Saved entries
┄┄┄┄┄┄┄┄┄┄

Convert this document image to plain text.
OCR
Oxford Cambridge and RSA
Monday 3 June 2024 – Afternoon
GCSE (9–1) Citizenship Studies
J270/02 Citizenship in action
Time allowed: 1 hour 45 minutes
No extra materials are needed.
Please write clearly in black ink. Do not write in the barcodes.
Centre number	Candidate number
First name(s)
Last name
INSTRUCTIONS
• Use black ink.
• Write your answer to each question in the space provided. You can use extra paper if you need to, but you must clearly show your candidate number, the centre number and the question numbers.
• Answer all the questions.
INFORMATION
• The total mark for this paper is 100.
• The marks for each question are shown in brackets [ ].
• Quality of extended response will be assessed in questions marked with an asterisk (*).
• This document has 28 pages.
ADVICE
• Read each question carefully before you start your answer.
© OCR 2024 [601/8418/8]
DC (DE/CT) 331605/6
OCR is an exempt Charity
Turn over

┄┄┄┄┄┄┄┄┄┄

Aim
Reproduce the full listing exactly.

Exercise result
Convert this document image to plain text.
OCR
Oxford Cambridge and RSA
Monday 3 June 2024 – Afternoon
GCSE (9–1) Citizenship Studies
J270/02 Citizenship in action
Time allowed: 1 hour 45 minutes
No extra materials are needed.
Please write clearly in black ink. Do not write in the barcodes.
Centre number	Candidate number
First name(s)
Last name
INSTRUCTIONS
• Use black ink.
• Write your answer to each question in the space provided. You can use extra paper if you need to, but you must clearly show your candidate number, the centre number and the question numbers.
• Answer all the questions.
INFORMATION
• The total mark for this paper is 100.
• The marks for each question are shown in brackets [ ].
• Quality of extended response will be assessed in questions marked with an asterisk (*).
• This document has 28 pages.
ADVICE
• Read each question carefully before you start your answer.
© OCR 2024 [601/8418/8]
DC (DE/CT) 331605/6
OCR is an exempt Charity
Turn over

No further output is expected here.